▸ Questões sobre o material:
(A) Diga se cada afirmação a seguir concorda com o texto sobre os dois caixeiros apaixonados, respondendo sim ou não e citando as palavras exatas do texto que decidem: (i) durante a correspondência, cada um sabe quem é o outro; (ii) a amada é interpretada por Margaret Sullavan; (iii) na rotina da loja, os dois se odeiam.
(B) Escreva a continuação do texto sobre os dois caixeiros apaixonados, começando logo depois da última frase.

O IDEALISMO CEGA – Os dois apaixonados, caixeiros de uma loja de badulaques de falso luxo para a classe média metida a aristocrata, centram seus sentimentos em criaturas ideais que eles mesmo forjaram em cartas anônimas. A correspondência se desenvolve sem que nenhum saiba quem é o outro. Enquanto se odeiam nas rotinas da loja, se amam na projeção idealista de um relação que promete acabar com a solidão. Mas a trama, naturalmente, leva à revelação de que o verdadeiro amor existia à revelia das mentiras que inventavam para impressionar o outro. A cena final, em que James Stewart, esse ator imprescindível, levanta a barra das calças para mostrar, a pedido da amada (interpretada por Margaret Sullavan) os gambitos envoltos em meias, para provar que as pernas não eram tortas, é um dos momentos altos do cinema.

▸ Registros fornecidos:

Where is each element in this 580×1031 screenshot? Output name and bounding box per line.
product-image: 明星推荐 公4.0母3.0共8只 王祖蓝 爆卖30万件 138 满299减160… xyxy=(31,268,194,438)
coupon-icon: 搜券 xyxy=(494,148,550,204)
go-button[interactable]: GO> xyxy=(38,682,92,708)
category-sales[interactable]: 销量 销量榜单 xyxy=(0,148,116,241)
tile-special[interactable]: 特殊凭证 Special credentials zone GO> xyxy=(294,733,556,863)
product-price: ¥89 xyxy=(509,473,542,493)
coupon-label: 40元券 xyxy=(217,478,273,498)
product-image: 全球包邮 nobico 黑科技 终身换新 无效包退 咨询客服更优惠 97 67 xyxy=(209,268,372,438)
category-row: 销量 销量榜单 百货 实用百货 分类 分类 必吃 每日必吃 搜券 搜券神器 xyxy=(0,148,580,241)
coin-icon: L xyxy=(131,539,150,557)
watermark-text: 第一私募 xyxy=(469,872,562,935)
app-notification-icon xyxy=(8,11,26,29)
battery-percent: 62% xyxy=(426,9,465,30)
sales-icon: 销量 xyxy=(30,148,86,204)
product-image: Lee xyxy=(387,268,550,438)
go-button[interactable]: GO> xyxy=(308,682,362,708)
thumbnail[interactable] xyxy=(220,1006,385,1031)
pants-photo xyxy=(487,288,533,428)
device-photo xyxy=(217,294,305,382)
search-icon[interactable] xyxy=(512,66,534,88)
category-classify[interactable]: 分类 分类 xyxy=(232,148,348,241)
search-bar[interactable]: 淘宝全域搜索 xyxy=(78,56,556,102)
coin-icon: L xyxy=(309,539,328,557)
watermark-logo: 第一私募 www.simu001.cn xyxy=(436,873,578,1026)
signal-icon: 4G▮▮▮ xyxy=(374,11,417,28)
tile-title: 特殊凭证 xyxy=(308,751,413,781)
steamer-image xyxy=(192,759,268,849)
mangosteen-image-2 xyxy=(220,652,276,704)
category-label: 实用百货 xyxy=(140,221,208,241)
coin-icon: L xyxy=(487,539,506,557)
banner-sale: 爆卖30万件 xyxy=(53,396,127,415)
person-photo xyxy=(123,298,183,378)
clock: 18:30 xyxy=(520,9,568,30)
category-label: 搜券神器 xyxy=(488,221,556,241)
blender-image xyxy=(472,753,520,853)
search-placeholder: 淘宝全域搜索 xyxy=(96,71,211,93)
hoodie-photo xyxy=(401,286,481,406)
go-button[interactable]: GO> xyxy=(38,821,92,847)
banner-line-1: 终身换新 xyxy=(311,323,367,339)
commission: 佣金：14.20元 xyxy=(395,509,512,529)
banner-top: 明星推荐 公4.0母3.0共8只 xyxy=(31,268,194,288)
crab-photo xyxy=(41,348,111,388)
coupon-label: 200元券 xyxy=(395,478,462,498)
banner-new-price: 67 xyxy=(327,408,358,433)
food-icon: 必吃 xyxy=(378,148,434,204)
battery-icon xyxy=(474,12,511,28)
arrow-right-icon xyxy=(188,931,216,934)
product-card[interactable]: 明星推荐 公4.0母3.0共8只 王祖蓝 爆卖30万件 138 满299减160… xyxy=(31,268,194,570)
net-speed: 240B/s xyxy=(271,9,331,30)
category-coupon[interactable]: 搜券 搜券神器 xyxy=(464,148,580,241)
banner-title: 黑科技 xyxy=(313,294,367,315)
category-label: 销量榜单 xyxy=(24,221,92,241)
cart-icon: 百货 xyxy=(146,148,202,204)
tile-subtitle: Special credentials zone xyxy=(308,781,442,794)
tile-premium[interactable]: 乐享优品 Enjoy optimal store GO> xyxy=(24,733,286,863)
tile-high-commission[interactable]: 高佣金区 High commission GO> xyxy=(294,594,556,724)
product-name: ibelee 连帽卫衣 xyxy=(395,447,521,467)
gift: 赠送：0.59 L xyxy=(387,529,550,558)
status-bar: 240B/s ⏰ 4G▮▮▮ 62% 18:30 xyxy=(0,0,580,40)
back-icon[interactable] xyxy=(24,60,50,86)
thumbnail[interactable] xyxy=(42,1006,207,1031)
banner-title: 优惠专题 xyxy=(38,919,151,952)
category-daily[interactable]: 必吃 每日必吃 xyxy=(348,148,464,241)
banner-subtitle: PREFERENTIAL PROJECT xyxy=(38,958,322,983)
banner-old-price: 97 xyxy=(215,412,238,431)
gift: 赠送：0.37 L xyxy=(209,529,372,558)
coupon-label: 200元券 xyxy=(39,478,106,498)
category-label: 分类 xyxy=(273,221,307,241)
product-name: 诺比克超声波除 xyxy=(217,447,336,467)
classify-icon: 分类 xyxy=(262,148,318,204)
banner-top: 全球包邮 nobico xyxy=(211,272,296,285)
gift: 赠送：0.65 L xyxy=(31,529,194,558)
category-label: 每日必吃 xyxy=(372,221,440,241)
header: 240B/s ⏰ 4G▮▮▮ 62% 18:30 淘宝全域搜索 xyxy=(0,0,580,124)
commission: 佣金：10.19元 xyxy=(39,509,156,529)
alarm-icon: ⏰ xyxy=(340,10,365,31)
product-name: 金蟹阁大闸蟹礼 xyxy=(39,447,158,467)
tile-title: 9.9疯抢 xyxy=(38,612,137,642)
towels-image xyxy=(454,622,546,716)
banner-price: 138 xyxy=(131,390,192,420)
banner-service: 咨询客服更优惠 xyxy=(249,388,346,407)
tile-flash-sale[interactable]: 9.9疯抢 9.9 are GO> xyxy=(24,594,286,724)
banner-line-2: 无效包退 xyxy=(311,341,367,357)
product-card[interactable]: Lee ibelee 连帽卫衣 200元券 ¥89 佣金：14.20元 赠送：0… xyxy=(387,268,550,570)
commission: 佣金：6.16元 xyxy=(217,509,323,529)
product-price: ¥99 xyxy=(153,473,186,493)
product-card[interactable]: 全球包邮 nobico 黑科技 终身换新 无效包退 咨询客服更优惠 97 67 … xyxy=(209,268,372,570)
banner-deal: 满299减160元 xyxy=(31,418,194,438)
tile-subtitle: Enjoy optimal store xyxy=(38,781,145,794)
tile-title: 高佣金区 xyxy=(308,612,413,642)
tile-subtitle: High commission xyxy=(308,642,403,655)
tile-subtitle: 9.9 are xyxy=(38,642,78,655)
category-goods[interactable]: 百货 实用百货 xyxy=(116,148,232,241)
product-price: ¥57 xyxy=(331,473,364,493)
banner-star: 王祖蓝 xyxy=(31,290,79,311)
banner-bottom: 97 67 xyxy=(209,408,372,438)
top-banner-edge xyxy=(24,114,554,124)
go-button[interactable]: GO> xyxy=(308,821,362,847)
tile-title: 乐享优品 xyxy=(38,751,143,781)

▸ Respostas:
(A)
(i) Não: "A correspondência se desenvolve sem que nenhum saiba quem é o outro."
(ii) Sim: "a pedido da amada (interpretada por Margaret Sullavan)"
(iii) Sim: "Enquanto se odeiam nas rotinas da loja"

(B)
AS APARÊNCIAS MATAM – O dono da loja, interpretado por Frank Morgan (que fez o papel de Mágico de Oz no clássico de 1939), acha que está sendo traído pelo seu gerente, mas se enganou. O erro lhe custou caro. Ao descobrir que a mulher o enganava com outro funcionário, tenta o suicídio. A moça da correspondência, ao achar que o amado ideal não tinha comparecido ao encontro, acaba ficando sozinha depois de expulsar seu verdadeiro pretendente, que não se identificou como sendo o autor das cartas. Em conseqüência, ela entra em depressão profunda e quase morre. A cigarreira que toca música, vistosa e bonita, que parece ao patrão um bom produto para venda, é visto pelo gerente como um tiro na água. O mimo acaba se transformando num encalhe da loja e num vetor dos conflitos dentro dela.

O TRABALHO É DIGNO - O filme não esconde os problemas de um ambiente profissional, lugar de muita crueldade, de empurrões, fofocas, vilezas, vinganças, cobiça, puxa-saquismo. Mesmo assim, nada existe de mais humano e encantador do que esta loja que se recupera financeiramente na véspera de Natal, quando sai da falência graças à determinação dos funcionários, que precisam provar que são bons profissionais e retribuir ao dono os empregos que ele mantêm em época de depressão. Não se trata de uma babaquice. É a vida possível de pessoas comuns que transcendem suas limitações no árduo caminho da sobrevivência, fazendo da loja uma casa, dos colegas uma família, procurando adaptar a vida pessoal à avassaladora presença do balcão e do caixa. Há dignidade e até heroísmo numa vida limitada. É o fim dos arroubos de capa e espada. E tudo isso com apenas um só tiro deflagrado, que erra o alvo e atinge o lustre.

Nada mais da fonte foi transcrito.